--- GOAL ---
Repeat exactly each line of the data provided below.

--- MATERIAL SHOWN ---

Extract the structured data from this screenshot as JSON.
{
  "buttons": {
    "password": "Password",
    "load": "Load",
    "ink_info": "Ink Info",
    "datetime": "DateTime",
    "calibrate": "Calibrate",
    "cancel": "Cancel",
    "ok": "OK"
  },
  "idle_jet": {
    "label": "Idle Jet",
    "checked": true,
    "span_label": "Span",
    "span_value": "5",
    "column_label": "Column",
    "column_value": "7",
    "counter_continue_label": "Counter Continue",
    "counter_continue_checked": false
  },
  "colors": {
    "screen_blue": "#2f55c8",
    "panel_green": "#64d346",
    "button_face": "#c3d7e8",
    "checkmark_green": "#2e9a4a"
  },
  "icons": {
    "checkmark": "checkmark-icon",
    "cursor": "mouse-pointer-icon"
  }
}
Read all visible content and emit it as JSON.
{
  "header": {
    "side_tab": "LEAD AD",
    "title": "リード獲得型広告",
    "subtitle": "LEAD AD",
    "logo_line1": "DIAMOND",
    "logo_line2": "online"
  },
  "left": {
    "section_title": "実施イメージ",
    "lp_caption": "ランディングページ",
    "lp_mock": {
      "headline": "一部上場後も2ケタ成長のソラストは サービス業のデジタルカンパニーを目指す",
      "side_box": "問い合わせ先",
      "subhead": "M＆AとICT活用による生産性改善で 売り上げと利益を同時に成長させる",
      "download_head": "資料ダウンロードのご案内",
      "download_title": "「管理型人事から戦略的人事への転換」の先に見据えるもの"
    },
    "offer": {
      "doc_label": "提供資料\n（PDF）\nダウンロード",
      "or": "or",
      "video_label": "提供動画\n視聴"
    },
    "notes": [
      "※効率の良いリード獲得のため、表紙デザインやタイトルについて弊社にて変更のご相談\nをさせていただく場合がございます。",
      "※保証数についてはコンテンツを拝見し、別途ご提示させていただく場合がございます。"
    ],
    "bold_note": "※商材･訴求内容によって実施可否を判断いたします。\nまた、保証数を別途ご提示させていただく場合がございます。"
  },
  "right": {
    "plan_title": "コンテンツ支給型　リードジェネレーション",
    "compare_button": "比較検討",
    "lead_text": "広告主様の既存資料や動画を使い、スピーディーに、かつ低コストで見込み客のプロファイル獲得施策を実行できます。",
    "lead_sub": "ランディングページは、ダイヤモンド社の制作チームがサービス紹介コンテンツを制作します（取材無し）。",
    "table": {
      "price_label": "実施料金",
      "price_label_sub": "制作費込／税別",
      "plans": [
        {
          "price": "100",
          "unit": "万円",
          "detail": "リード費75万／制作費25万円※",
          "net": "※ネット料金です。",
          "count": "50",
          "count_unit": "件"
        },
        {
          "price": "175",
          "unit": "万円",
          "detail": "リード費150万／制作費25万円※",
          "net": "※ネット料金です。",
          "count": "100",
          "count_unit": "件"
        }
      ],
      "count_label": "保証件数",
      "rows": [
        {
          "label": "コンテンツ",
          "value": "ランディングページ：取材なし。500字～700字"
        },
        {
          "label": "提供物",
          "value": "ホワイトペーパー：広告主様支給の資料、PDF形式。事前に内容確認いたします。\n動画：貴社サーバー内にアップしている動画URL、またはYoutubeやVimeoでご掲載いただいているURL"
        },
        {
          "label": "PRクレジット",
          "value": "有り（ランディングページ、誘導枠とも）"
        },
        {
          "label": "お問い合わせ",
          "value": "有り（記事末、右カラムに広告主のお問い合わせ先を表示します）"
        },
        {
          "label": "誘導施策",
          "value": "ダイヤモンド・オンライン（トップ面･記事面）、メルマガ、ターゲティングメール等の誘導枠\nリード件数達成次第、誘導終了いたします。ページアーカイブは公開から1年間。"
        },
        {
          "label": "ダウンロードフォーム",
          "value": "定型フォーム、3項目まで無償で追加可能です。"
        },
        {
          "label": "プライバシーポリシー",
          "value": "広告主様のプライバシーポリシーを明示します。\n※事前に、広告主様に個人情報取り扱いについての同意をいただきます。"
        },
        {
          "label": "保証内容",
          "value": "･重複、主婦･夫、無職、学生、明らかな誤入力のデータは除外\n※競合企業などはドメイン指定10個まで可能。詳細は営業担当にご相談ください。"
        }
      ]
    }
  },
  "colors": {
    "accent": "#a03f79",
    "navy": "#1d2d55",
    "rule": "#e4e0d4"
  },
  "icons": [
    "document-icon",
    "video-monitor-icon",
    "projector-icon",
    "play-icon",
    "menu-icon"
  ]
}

--- RESULT ---
Extract the structured data from this screenshot as JSON.
{
  "buttons": {
    "password": "Password",
    "load": "Load",
    "ink_info": "Ink Info",
    "datetime": "DateTime",
    "calibrate": "Calibrate",
    "cancel": "Cancel",
    "ok": "OK"
  },
  "idle_jet": {
    "label": "Idle Jet",
    "checked": true,
    "span_label": "Span",
    "span_value": "5",
    "column_label": "Column",
    "column_value": "7",
    "counter_continue_label": "Counter Continue",
    "counter_continue_checked": false
  },
  "colors": {
    "screen_blue": "#2f55c8",
    "panel_green": "#64d346",
    "button_face": "#c3d7e8",
    "checkmark_green": "#2e9a4a"
  },
  "icons": {
    "checkmark": "checkmark-icon",
    "cursor": "mouse-pointer-icon"
  }
}
Read all visible content and emit it as JSON.
{
  "header": {
    "side_tab": "LEAD AD",
    "title": "リード獲得型広告",
    "subtitle": "LEAD AD",
    "logo_line1": "DIAMOND",
    "logo_line2": "online"
  },
  "left": {
    "section_title": "実施イメージ",
    "lp_caption": "ランディングページ",
    "lp_mock": {
      "headline": "一部上場後も2ケタ成長のソラストは サービス業のデジタルカンパニーを目指す",
      "side_box": "問い合わせ先",
      "subhead": "M＆AとICT活用による生産性改善で 売り上げと利益を同時に成長させる",
      "download_head": "資料ダウンロードのご案内",
      "download_title": "「管理型人事から戦略的人事への転換」の先に見据えるもの"
    },
    "offer": {
      "doc_label": "提供資料\n（PDF）\nダウンロード",
      "or": "or",
      "video_label": "提供動画\n視聴"
    },
    "notes": [
      "※効率の良いリード獲得のため、表紙デザインやタイトルについて弊社にて変更のご相談\nをさせていただく場合がございます。",
      "※保証数についてはコンテンツを拝見し、別途ご提示させていただく場合がございます。"
    ],
    "bold_note": "※商材･訴求内容によって実施可否を判断いたします。\nまた、保証数を別途ご提示させていただく場合がございます。"
  },
  "right": {
    "plan_title": "コンテンツ支給型　リードジェネレーション",
    "compare_button": "比較検討",
    "lead_text": "広告主様の既存資料や動画を使い、スピーディーに、かつ低コストで見込み客のプロファイル獲得施策を実行できます。",
    "lead_sub": "ランディングページは、ダイヤモンド社の制作チームがサービス紹介コンテンツを制作します（取材無し）。",
    "table": {
      "price_label": "実施料金",
      "price_label_sub": "制作費込／税別",
      "plans": [
        {
          "price": "100",
          "unit": "万円",
          "detail": "リード費75万／制作費25万円※",
          "net": "※ネット料金です。",
          "count": "50",
          "count_unit": "件"
        },
        {
          "price": "175",
          "unit": "万円",
          "detail": "リード費150万／制作費25万円※",
          "net": "※ネット料金です。",
          "count": "100",
          "count_unit": "件"
        }
      ],
      "count_label": "保証件数",
      "rows": [
        {
          "label": "コンテンツ",
          "value": "ランディングページ：取材なし。500字～700字"
        },
        {
          "label": "提供物",
          "value": "ホワイトペーパー：広告主様支給の資料、PDF形式。事前に内容確認いたします。\n動画：貴社サーバー内にアップしている動画URL、またはYoutubeやVimeoでご掲載いただいているURL"
        },
        {
          "label": "PRクレジット",
          "value": "有り（ランディングページ、誘導枠とも）"
        },
        {
          "label": "お問い合わせ",
          "value": "有り（記事末、右カラムに広告主のお問い合わせ先を表示します）"
        },
        {
          "label": "誘導施策",
          "value": "ダイヤモンド・オンライン（トップ面･記事面）、メルマガ、ターゲティングメール等の誘導枠\nリード件数達成次第、誘導終了いたします。ページアーカイブは公開から1年間。"
        },
        {
          "label": "ダウンロードフォーム",
          "value": "定型フォーム、3項目まで無償で追加可能です。"
        },
        {
          "label": "プライバシーポリシー",
          "value": "広告主様のプライバシーポリシーを明示します。\n※事前に、広告主様に個人情報取り扱いについての同意をいただきます。"
        },
        {
          "label": "保証内容",
          "value": "･重複、主婦･夫、無職、学生、明らかな誤入力のデータは除外\n※競合企業などはドメイン指定10個まで可能。詳細は営業担当にご相談ください。"
        }
      ]
    }
  },
  "colors": {
    "accent": "#a03f79",
    "navy": "#1d2d55",
    "rule": "#e4e0d4"
  },
  "icons": [
    "document-icon",
    "video-monitor-icon",
    "projector-icon",
    "play-icon",
    "menu-icon"
  ]
}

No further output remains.